* Requirements
Copy out all lines with the word "tiêu" in them.

* Input
-----
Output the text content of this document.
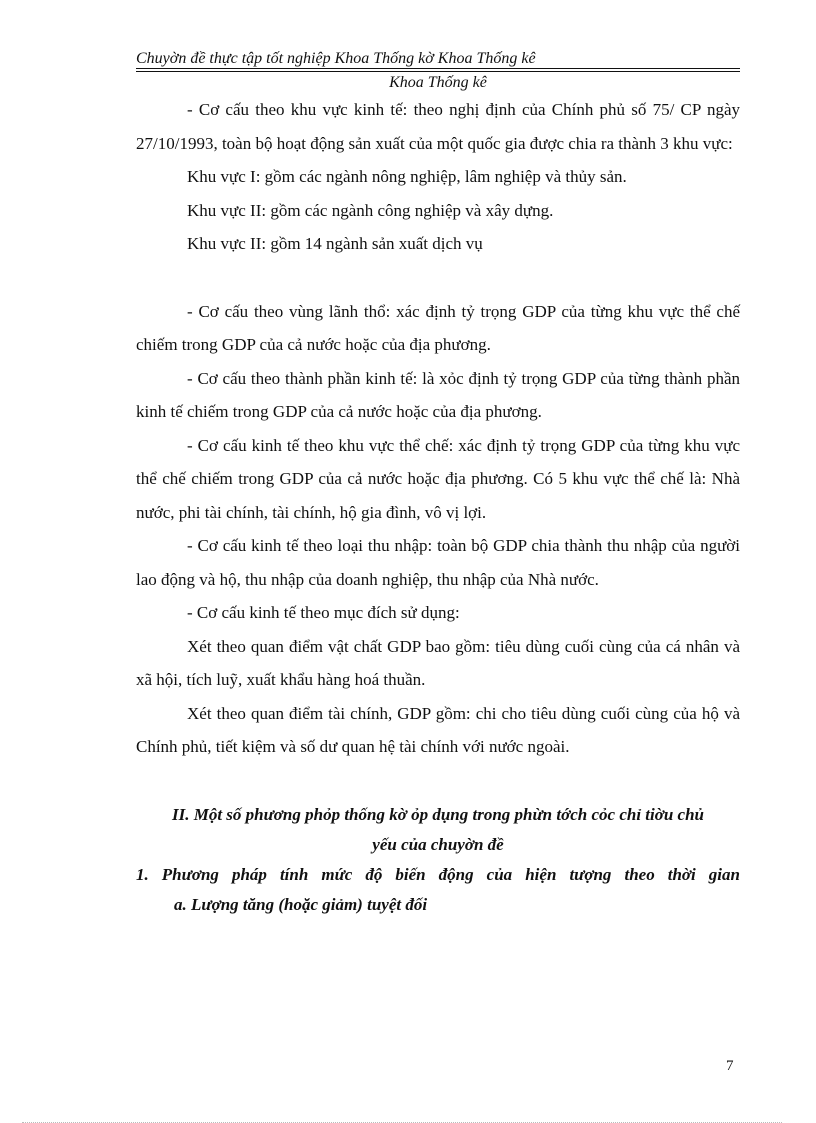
Chuyờn đề thực tập tốt nghiệp Khoa Thống kờ Khoa Thống kê
Khoa Thống kê

- Cơ cấu theo khu vực kinh tế: theo nghị định của Chính phủ số 75/ CP ngày 27/10/1993, toàn bộ hoạt động sản xuất của một quốc gia được chia ra thành 3 khu vực:

Khu vực I: gồm các ngành nông nghiệp, lâm nghiệp và thủy sản.

Khu vực II: gồm các ngành công nghiệp và xây dựng.

Khu vực II: gồm 14 ngành sản xuất dịch vụ

- Cơ cấu theo vùng lãnh thổ: xác định tỷ trọng GDP của từng khu vực thể chế chiếm trong GDP của cả nước hoặc của địa phương.

- Cơ cấu theo thành phần kinh tế: là xỏc định tỷ trọng GDP của từng thành phần kinh tế chiếm trong GDP của cả nước hoặc của địa phương.

- Cơ cấu kinh tế theo khu vực thể chế: xác định tỷ trọng GDP của từng khu vực thể chế chiếm trong GDP của cả nước hoặc địa phương. Có 5 khu vực thể chế là: Nhà nước, phi tài chính, tài chính, hộ gia đình, vô vị lợi.

- Cơ cấu kinh tế theo loại thu nhập: toàn bộ GDP chia thành thu nhập của người lao động và hộ, thu nhập của doanh nghiệp, thu nhập của Nhà nước.

- Cơ cấu kinh tế theo mục đích sử dụng:

Xét theo quan điểm vật chất GDP bao gồm: tiêu dùng cuối cùng của cá nhân và xã hội, tích luỹ, xuất khẩu hàng hoá thuần.

Xét theo quan điểm tài chính, GDP gồm: chi cho tiêu dùng cuối cùng của hộ và Chính phủ, tiết kiệm và số dư quan hệ tài chính với nước ngoài.

II. Một số phương phỏp thống kờ ỏp dụng trong phừn tớch cỏc chỉ tiờu chủ

yếu của chuyờn đề

1. Phương pháp tính mức độ biến động của hiện tượng theo thời gian

a. Lượng tăng (hoặc giảm) tuyệt đối

7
-----
* Solution for this exercise
Xét theo quan điểm vật chất GDP bao gồm: tiêu dùng cuối cùng của cá nhân và xã hội, tích luỹ, xuất khẩu hàng hoá thuần.
Xét theo quan điểm tài chính, GDP gồm: chi cho tiêu dùng cuối cùng của hộ và Chính phủ, tiết kiệm và số dư quan hệ tài chính với nước ngoài.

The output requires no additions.